··· Given data
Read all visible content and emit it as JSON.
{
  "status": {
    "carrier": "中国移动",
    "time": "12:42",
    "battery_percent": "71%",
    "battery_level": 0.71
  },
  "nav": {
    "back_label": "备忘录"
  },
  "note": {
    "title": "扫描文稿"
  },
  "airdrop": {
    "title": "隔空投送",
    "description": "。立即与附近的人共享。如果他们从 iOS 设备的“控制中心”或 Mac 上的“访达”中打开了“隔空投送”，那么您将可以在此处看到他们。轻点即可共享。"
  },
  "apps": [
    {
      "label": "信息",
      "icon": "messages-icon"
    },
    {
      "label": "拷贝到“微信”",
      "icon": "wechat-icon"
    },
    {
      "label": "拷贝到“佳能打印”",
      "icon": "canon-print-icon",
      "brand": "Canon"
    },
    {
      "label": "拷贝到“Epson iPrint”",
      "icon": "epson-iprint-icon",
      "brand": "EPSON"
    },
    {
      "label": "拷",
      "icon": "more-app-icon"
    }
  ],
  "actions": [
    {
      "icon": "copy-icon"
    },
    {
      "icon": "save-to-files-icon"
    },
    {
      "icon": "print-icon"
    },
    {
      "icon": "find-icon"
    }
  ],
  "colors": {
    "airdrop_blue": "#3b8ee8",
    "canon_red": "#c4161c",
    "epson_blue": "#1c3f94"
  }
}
······
◆ Short task: Repeat the listing in full, keeping every line exactly as it is.

◆ Task answer:
Read all visible content and emit it as JSON.
{
  "status": {
    "carrier": "中国移动",
    "time": "12:42",
    "battery_percent": "71%",
    "battery_level": 0.71
  },
  "nav": {
    "back_label": "备忘录"
  },
  "note": {
    "title": "扫描文稿"
  },
  "airdrop": {
    "title": "隔空投送",
    "description": "。立即与附近的人共享。如果他们从 iOS 设备的“控制中心”或 Mac 上的“访达”中打开了“隔空投送”，那么您将可以在此处看到他们。轻点即可共享。"
  },
  "apps": [
    {
      "label": "信息",
      "icon": "messages-icon"
    },
    {
      "label": "拷贝到“微信”",
      "icon": "wechat-icon"
    },
    {
      "label": "拷贝到“佳能打印”",
      "icon": "canon-print-icon",
      "brand": "Canon"
    },
    {
      "label": "拷贝到“Epson iPrint”",
      "icon": "epson-iprint-icon",
      "brand": "EPSON"
    },
    {
      "label": "拷",
      "icon": "more-app-icon"
    }
  ],
  "actions": [
    {
      "icon": "copy-icon"
    },
    {
      "icon": "save-to-files-icon"
    },
    {
      "icon": "print-icon"
    },
    {
      "icon": "find-icon"
    }
  ],
  "colors": {
    "airdrop_blue": "#3b8ee8",
    "canon_red": "#c4161c",
    "epson_blue": "#1c3f94"
  }
}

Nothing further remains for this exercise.